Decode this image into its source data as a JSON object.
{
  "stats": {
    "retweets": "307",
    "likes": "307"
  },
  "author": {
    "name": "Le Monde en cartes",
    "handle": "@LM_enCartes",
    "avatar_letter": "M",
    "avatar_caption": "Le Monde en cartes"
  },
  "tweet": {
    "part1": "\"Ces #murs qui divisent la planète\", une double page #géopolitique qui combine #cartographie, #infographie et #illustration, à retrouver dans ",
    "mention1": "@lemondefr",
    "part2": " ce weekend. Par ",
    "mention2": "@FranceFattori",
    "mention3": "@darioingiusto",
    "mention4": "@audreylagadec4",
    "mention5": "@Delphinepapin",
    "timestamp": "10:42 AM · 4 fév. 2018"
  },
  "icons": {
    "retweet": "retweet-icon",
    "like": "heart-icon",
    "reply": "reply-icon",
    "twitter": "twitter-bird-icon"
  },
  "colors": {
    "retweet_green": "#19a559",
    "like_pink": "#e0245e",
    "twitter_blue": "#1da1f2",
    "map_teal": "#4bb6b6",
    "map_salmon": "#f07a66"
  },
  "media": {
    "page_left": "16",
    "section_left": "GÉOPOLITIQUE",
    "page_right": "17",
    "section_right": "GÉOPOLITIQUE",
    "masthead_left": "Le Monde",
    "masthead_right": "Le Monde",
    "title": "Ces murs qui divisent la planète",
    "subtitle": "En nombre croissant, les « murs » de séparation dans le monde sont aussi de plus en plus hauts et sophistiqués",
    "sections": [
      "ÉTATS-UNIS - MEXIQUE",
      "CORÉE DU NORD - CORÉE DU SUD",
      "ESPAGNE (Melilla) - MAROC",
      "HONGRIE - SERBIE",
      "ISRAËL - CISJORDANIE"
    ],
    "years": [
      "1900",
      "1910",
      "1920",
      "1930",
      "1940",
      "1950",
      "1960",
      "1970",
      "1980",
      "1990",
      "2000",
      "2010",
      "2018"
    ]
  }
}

• • • • • • •

◆ AIM OF THE TASK ◆
Only the number is wanted: how many lines of the material above include the word "dans"?

◆ SOLUTION BELOW ◆
2